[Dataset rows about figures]
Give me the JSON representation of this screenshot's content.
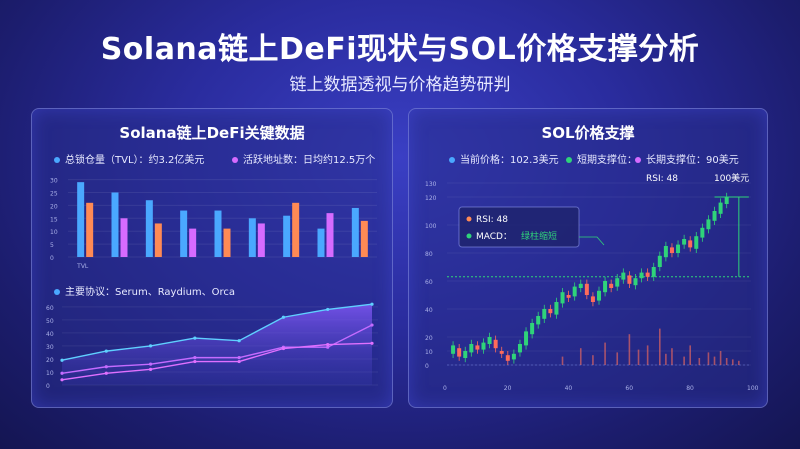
{
  "header": {
    "title": "Solana链上DeFi现状与SOL价格支撑分析",
    "subtitle": "链上数据透视与价格趋势研判"
  },
  "left_panel": {
    "title": "Solana链上DeFi关键数据",
    "legend_tvl": "总锁仓量（TVL）：约3.2亿美元",
    "legend_active": "活跃地址数：日均约12.5万个",
    "protocols_label": "主要协议：Serum、Raydium、Orca"
  },
  "right_panel": {
    "title": "SOL价格支撑",
    "legend_price": "当前价格：102.3美元",
    "legend_short": "短期支撑位：",
    "legend_long": "长期支撑位：90美元",
    "rsi_label": "RSI: 48",
    "price_label": "100美元",
    "box_rsi": "RSI: 48",
    "box_macd_prefix": "MACD：",
    "box_macd_value": "绿柱缩短"
  },
  "colors": {
    "blue": "#4aa8ff",
    "orange": "#ff8a55",
    "pink": "#d66bff",
    "green": "#2fd37a",
    "red": "#ff6b5a"
  },
  "chart_data": [
    {
      "type": "bar",
      "title": "Solana链上DeFi关键数据",
      "categories": [
        "TVL",
        "",
        "",
        "",
        "",
        "",
        "",
        "",
        ""
      ],
      "series": [
        {
          "name": "总锁仓量（TVL）：约3.2亿美元",
          "values": [
            29,
            25,
            22,
            18,
            18,
            15,
            16,
            11,
            19
          ]
        },
        {
          "name": "活跃地址数：日均约12.5万个",
          "values": [
            21,
            15,
            13,
            11,
            11,
            13,
            21,
            17,
            14
          ]
        }
      ],
      "yticks": [
        0,
        5,
        10,
        15,
        20,
        25,
        30
      ],
      "ylim": [
        0,
        31
      ]
    },
    {
      "type": "area",
      "title": "主要协议：Serum、Raydium、Orca",
      "x": [
        0,
        1,
        2,
        3,
        4,
        5,
        6,
        7
      ],
      "series": [
        {
          "values": [
            19,
            26,
            30,
            36,
            34,
            52,
            58,
            62
          ]
        },
        {
          "values": [
            9,
            14,
            16,
            21,
            21,
            29,
            29,
            46
          ]
        },
        {
          "values": [
            4,
            9,
            12,
            18,
            18,
            28,
            31,
            32
          ]
        }
      ],
      "yticks": [
        0,
        10,
        20,
        30,
        40,
        50,
        60
      ],
      "ylim": [
        0,
        66
      ]
    },
    {
      "type": "line",
      "title": "SOL价格支撑",
      "x_ticks": [
        0,
        20,
        40,
        60,
        80,
        100
      ],
      "y_ticks": [
        0,
        10,
        20,
        40,
        60,
        80,
        100,
        120,
        130
      ],
      "xlim": [
        0,
        100
      ],
      "candles": [
        [
          2,
          8,
          14
        ],
        [
          4,
          12,
          6
        ],
        [
          6,
          5,
          10
        ],
        [
          8,
          9,
          15
        ],
        [
          10,
          14,
          11
        ],
        [
          12,
          11,
          16
        ],
        [
          14,
          15,
          20
        ],
        [
          16,
          18,
          12
        ],
        [
          18,
          10,
          8
        ],
        [
          20,
          7,
          3
        ],
        [
          22,
          4,
          8
        ],
        [
          24,
          9,
          15
        ],
        [
          26,
          14,
          24
        ],
        [
          28,
          22,
          30
        ],
        [
          30,
          29,
          35
        ],
        [
          32,
          33,
          40
        ],
        [
          34,
          40,
          37
        ],
        [
          36,
          36,
          45
        ],
        [
          38,
          44,
          52
        ],
        [
          40,
          50,
          48
        ],
        [
          42,
          49,
          56
        ],
        [
          44,
          55,
          58
        ],
        [
          46,
          58,
          50
        ],
        [
          48,
          49,
          45
        ],
        [
          50,
          46,
          53
        ],
        [
          52,
          52,
          60
        ],
        [
          54,
          58,
          55
        ],
        [
          56,
          56,
          62
        ],
        [
          58,
          61,
          66
        ],
        [
          60,
          64,
          58
        ],
        [
          62,
          57,
          62
        ],
        [
          64,
          62,
          66
        ],
        [
          66,
          66,
          63
        ],
        [
          68,
          63,
          70
        ],
        [
          70,
          70,
          78
        ],
        [
          72,
          77,
          85
        ],
        [
          74,
          84,
          80
        ],
        [
          76,
          80,
          86
        ],
        [
          78,
          86,
          90
        ],
        [
          80,
          89,
          84
        ],
        [
          82,
          83,
          92
        ],
        [
          84,
          91,
          98
        ],
        [
          86,
          97,
          104
        ],
        [
          88,
          103,
          110
        ],
        [
          90,
          108,
          116
        ],
        [
          92,
          115,
          120
        ]
      ],
      "volume": [
        [
          38,
          6
        ],
        [
          44,
          12
        ],
        [
          48,
          7
        ],
        [
          52,
          16
        ],
        [
          56,
          9
        ],
        [
          60,
          22
        ],
        [
          63,
          11
        ],
        [
          66,
          14
        ],
        [
          70,
          26
        ],
        [
          72,
          8
        ],
        [
          74,
          12
        ],
        [
          78,
          6
        ],
        [
          80,
          14
        ],
        [
          83,
          5
        ],
        [
          86,
          9
        ],
        [
          88,
          6
        ],
        [
          90,
          10
        ],
        [
          92,
          5
        ],
        [
          94,
          4
        ],
        [
          96,
          3
        ]
      ],
      "support_level": 63,
      "price_level": 120,
      "ylim": [
        0,
        130
      ]
    }
  ]
}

_To be done:_ Return all the entries word for word, but omit any pictures they contain.

_Exercise solution:_
Give me the JSON representation of this screenshot's content.
{
  "header": {
    "title": "Solana链上DeFi现状与SOL价格支撑分析",
    "subtitle": "链上数据透视与价格趋势研判"
  },
  "left_panel": {
    "title": "Solana链上DeFi关键数据",
    "legend_tvl": "总锁仓量（TVL）：约3.2亿美元",
    "legend_active": "活跃地址数：日均约12.5万个",
    "protocols_label": "主要协议：Serum、Raydium、Orca"
  },
  "right_panel": {
    "title": "SOL价格支撑",
    "legend_price": "当前价格：102.3美元",
    "legend_short": "短期支撑位：",
    "legend_long": "长期支撑位：90美元",
    "rsi_label": "RSI: 48",
    "price_label": "100美元",
    "box_rsi": "RSI: 48",
    "box_macd_prefix": "MACD：",
    "box_macd_value": "绿柱缩短"
  },
  "colors": {
    "blue": "#4aa8ff",
    "orange": "#ff8a55",
    "pink": "#d66bff",
    "green": "#2fd37a",
    "red": "#ff6b5a"
  },
  "chart_data": [
    {
      "type": "bar",
      "title": "Solana链上DeFi关键数据",
      "categories": [
        "TVL",
        "",
        "",
        "",
        "",
        "",
        "",
        "",
        ""
      ],
      "series": [
        {
          "name": "总锁仓量（TVL）：约3.2亿美元",
          "values": [
            29,
            25,
            22,
            18,
            18,
            15,
            16,
            11,
            19
          ]
        },
        {
          "name": "活跃地址数：日均约12.5万个",
          "values": [
            21,
            15,
            13,
            11,
            11,
            13,
            21,
            17,
            14
          ]
        }
      ],
      "yticks": [
        0,
        5,
        10,
        15,
        20,
        25,
        30
      ],
      "ylim": [
        0,
        31
      ]
    },
    {
      "type": "area",
      "title": "主要协议：Serum、Raydium、Orca",
      "x": [
        0,
        1,
        2,
        3,
        4,
        5,
        6,
        7
      ],
      "series": [
        {
          "values": [
            19,
            26,
            30,
            36,
            34,
            52,
            58,
            62
          ]
        },
        {
          "values": [
            9,
            14,
            16,
            21,
            21,
            29,
            29,
            46
          ]
        },
        {
          "values": [
            4,
            9,
            12,
            18,
            18,
            28,
            31,
            32
          ]
        }
      ],
      "yticks": [
        0,
        10,
        20,
        30,
        40,
        50,
        60
      ],
      "ylim": [
        0,
        66
      ]
    },
    {
      "type": "line",
      "title": "SOL价格支撑",
      "x_ticks": [
        0,
        20,
        40,
        60,
        80,
        100
      ],
      "y_ticks": [
        0,
        10,
        20,
        40,
        60,
        80,
        100,
        120,
        130
      ],
      "xlim": [
        0,
        100
      ],
      "candles": [
        [
          2,
          8,
          14
        ],
        [
          4,
          12,
          6
        ],
        [
          6,
          5,
          10
        ],
        [
          8,
          9,
          15
        ],
        [
          10,
          14,
          11
        ],
        [
          12,
          11,
          16
        ],
        [
          14,
          15,
          20
        ],
        [
          16,
          18,
          12
        ],
        [
          18,
          10,
          8
        ],
        [
          20,
          7,
          3
        ],
        [
          22,
          4,
          8
        ],
        [
          24,
          9,
          15
        ],
        [
          26,
          14,
          24
        ],
        [
          28,
          22,
          30
        ],
        [
          30,
          29,
          35
        ],
        [
          32,
          33,
          40
        ],
        [
          34,
          40,
          37
        ],
        [
          36,
          36,
          45
        ],
        [
          38,
          44,
          52
        ],
        [
          40,
          50,
          48
        ],
        [
          42,
          49,
          56
        ],
        [
          44,
          55,
          58
        ],
        [
          46,
          58,
          50
        ],
        [
          48,
          49,
          45
        ],
        [
          50,
          46,
          53
        ],
        [
          52,
          52,
          60
        ],
        [
          54,
          58,
          55
        ],
        [
          56,
          56,
          62
        ],
        [
          58,
          61,
          66
        ],
        [
          60,
          64,
          58
        ],
        [
          62,
          57,
          62
        ],
        [
          64,
          62,
          66
        ],
        [
          66,
          66,
          63
        ],
        [
          68,
          63,
          70
        ],
        [
          70,
          70,
          78
        ],
        [
          72,
          77,
          85
        ],
        [
          74,
          84,
          80
        ],
        [
          76,
          80,
          86
        ],
        [
          78,
          86,
          90
        ],
        [
          80,
          89,
          84
        ],
        [
          82,
          83,
          92
        ],
        [
          84,
          91,
          98
        ],
        [
          86,
          97,
          104
        ],
        [
          88,
          103,
          110
        ],
        [
          90,
          108,
          116
        ],
        [
          92,
          115,
          120
        ]
      ],
      "volume": [
        [
          38,
          6
        ],
        [
          44,
          12
        ],
        [
          48,
          7
        ],
        [
          52,
          16
        ],
        [
          56,
          9
        ],
        [
          60,
          22
        ],
        [
          63,
          11
        ],
        [
          66,
          14
        ],
        [
          70,
          26
        ],
        [
          72,
          8
        ],
        [
          74,
          12
        ],
        [
          78,
          6
        ],
        [
          80,
          14
        ],
        [
          83,
          5
        ],
        [
          86,
          9
        ],
        [
          88,
          6
        ],
        [
          90,
          10
        ],
        [
          92,
          5
        ],
        [
          94,
          4
        ],
        [
          96,
          3
        ]
      ],
      "support_level": 63,
      "price_level": 120,
      "ylim": [
        0,
        130
      ]
    }
  ]
}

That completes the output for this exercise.